## Direction:
Among the entries, which lines carry the string "help"? Copy each of them.

## Task input:
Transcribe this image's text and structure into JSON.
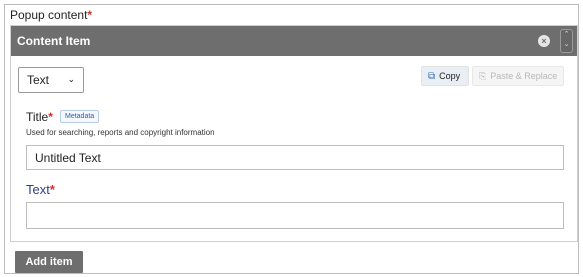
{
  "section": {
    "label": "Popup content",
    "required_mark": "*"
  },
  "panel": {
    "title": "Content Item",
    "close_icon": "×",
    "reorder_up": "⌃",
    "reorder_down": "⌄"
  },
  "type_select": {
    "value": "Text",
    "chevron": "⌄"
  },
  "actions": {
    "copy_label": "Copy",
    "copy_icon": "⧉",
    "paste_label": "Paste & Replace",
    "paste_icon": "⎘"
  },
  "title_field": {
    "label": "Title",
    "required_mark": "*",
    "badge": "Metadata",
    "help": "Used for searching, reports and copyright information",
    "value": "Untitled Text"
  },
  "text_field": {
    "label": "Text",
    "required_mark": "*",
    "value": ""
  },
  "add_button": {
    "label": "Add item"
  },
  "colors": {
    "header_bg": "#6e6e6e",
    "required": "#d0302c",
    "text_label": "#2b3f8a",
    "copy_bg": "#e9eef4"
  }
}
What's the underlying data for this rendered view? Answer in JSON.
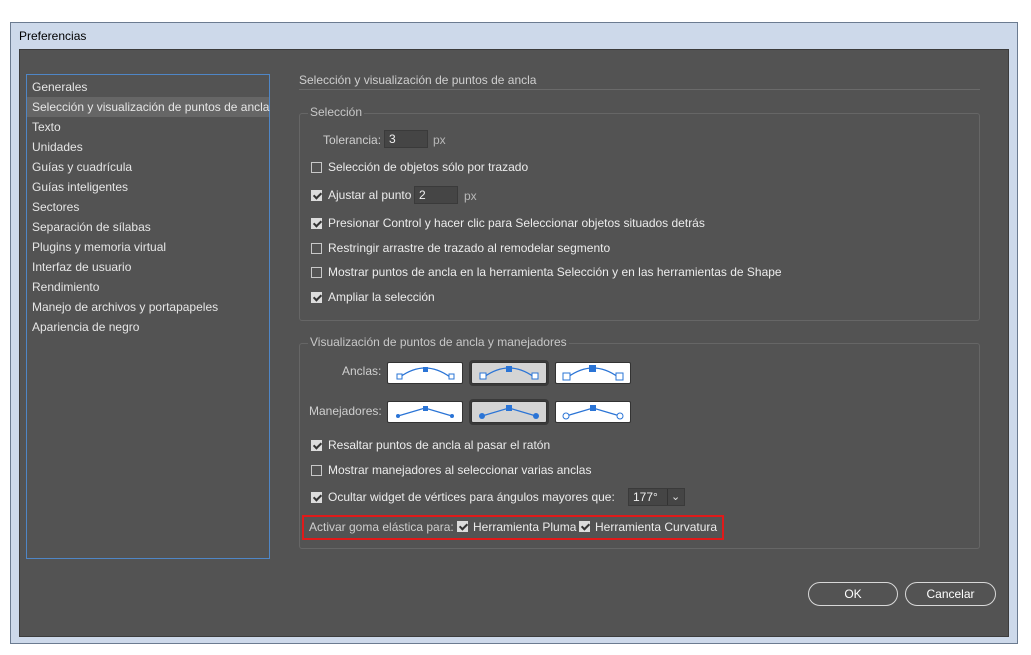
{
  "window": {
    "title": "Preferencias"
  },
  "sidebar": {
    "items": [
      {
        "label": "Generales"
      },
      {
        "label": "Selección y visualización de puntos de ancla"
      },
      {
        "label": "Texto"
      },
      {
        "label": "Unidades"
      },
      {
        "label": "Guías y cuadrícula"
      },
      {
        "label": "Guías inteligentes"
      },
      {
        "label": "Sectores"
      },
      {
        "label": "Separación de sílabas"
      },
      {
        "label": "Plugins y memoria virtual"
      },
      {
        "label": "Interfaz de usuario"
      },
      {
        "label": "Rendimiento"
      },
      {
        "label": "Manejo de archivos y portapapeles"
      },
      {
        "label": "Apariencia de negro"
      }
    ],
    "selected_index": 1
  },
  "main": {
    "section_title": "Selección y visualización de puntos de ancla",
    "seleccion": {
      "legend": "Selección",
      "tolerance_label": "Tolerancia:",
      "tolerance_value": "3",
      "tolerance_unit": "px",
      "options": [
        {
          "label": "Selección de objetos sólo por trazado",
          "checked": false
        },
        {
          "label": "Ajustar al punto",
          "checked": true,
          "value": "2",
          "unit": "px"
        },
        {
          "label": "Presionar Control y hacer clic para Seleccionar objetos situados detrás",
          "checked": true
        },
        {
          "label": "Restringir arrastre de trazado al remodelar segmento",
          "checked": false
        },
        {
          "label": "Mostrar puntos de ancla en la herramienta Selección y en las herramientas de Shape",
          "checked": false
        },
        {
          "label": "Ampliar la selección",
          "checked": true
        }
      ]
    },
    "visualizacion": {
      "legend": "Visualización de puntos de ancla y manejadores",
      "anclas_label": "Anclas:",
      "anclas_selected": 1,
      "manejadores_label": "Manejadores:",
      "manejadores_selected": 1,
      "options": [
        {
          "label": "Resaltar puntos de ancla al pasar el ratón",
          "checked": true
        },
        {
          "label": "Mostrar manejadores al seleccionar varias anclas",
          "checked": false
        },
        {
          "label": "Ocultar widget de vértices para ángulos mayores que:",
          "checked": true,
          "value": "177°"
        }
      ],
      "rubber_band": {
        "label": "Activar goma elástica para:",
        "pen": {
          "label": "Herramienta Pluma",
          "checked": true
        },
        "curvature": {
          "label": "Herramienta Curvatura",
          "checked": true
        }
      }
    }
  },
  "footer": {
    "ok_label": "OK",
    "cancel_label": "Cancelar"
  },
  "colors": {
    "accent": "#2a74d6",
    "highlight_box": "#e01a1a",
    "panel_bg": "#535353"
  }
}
...
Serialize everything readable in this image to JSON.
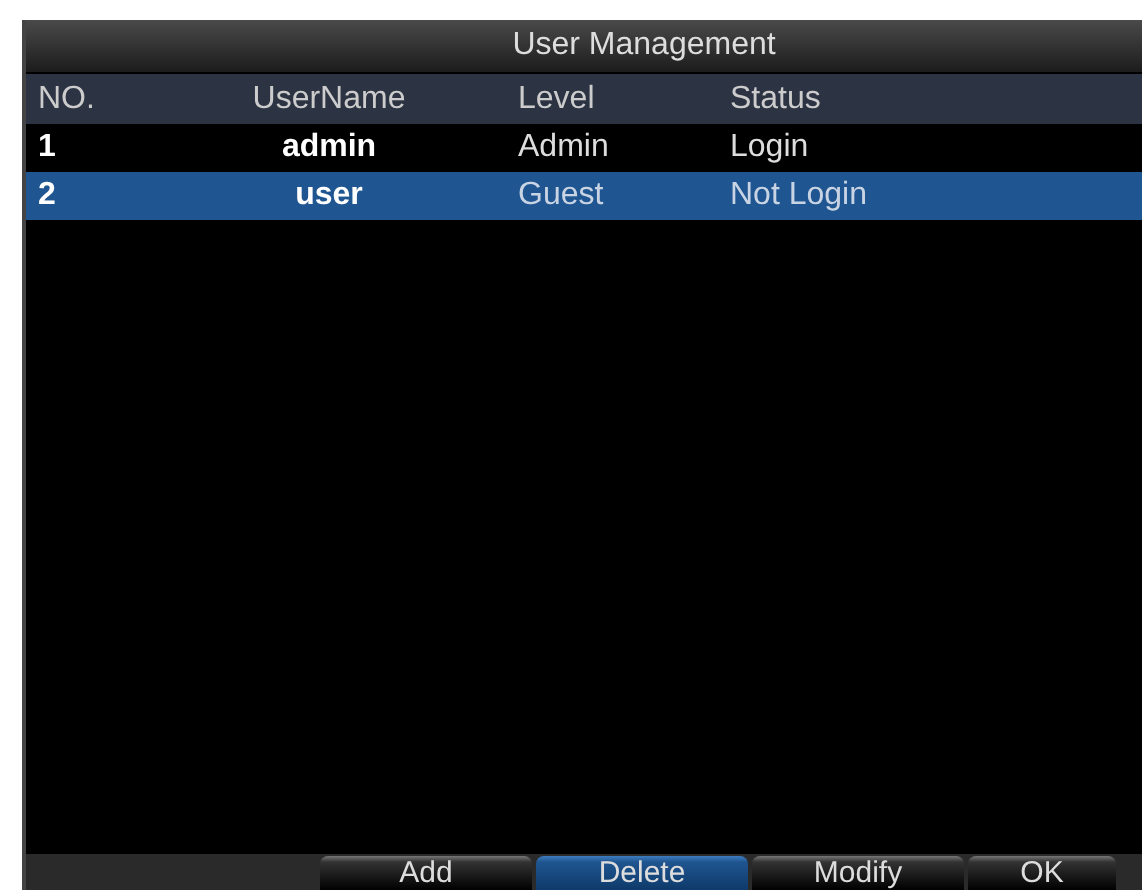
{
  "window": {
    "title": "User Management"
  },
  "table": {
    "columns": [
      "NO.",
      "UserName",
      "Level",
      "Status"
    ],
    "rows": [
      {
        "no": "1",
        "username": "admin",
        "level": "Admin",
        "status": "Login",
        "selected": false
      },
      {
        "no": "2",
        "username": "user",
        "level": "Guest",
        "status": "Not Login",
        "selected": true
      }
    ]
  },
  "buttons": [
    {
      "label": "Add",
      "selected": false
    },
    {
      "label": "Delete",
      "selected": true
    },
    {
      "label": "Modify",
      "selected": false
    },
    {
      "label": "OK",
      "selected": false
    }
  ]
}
==
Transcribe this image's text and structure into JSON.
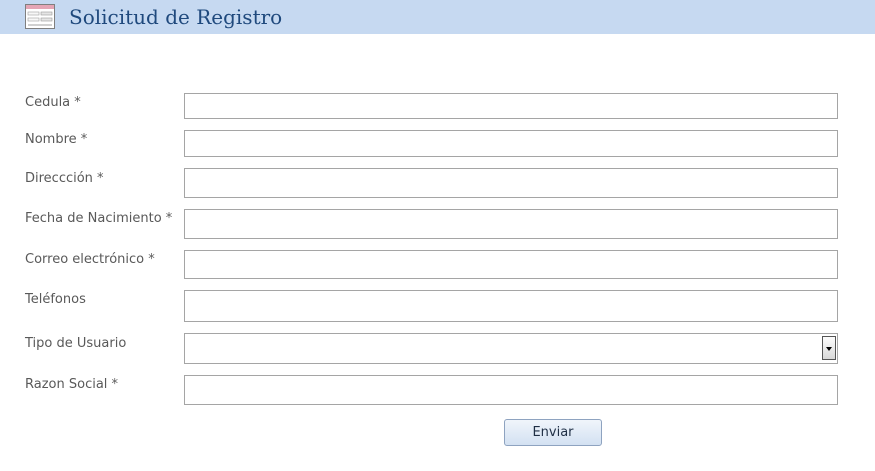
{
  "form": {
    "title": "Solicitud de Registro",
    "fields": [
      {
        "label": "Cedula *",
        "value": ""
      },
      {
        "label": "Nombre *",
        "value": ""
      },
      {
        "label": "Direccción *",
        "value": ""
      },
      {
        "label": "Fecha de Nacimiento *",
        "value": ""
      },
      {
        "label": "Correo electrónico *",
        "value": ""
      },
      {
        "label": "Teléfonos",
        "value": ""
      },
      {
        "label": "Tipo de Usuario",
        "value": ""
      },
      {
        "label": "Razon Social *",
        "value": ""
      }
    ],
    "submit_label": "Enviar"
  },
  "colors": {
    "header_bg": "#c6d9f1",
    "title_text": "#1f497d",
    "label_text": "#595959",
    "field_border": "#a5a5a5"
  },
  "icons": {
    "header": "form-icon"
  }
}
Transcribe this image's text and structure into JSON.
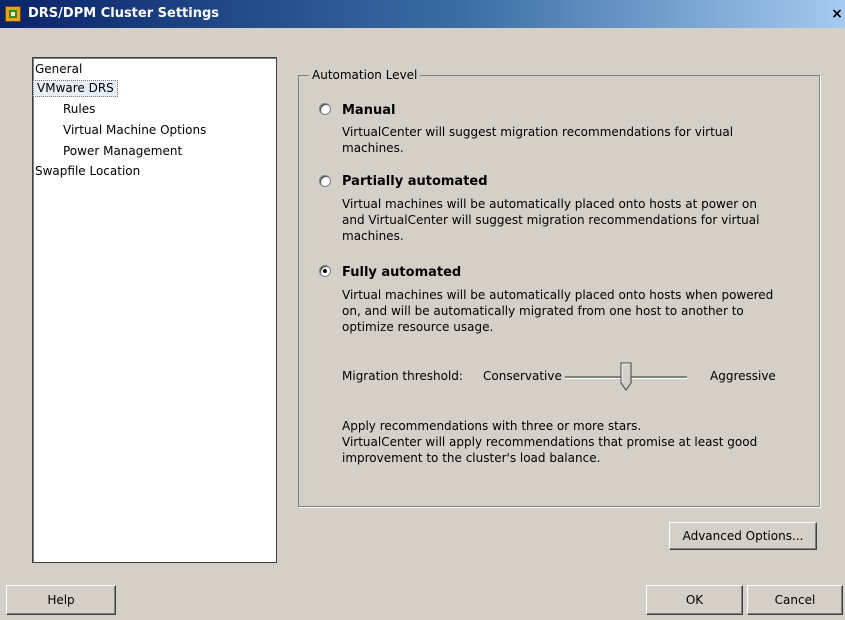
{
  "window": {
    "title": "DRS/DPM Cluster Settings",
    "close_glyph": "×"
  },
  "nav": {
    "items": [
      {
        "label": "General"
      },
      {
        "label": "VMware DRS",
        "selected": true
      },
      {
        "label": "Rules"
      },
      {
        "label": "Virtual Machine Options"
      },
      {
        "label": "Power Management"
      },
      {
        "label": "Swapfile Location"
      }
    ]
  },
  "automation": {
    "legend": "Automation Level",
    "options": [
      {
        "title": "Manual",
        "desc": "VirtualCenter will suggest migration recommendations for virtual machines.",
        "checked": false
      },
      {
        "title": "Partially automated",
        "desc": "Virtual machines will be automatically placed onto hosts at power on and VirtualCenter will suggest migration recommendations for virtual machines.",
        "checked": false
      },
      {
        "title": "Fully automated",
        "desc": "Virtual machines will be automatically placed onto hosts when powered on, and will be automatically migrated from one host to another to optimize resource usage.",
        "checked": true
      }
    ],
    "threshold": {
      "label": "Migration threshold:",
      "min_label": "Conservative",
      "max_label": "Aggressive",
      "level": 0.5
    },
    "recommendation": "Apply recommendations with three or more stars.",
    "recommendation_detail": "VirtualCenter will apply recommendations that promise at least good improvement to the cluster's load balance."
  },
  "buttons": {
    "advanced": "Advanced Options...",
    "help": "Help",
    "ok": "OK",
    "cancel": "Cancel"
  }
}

## Finished task:
    "help": "Used for searching, reports and copyright information",
    "help": "Help",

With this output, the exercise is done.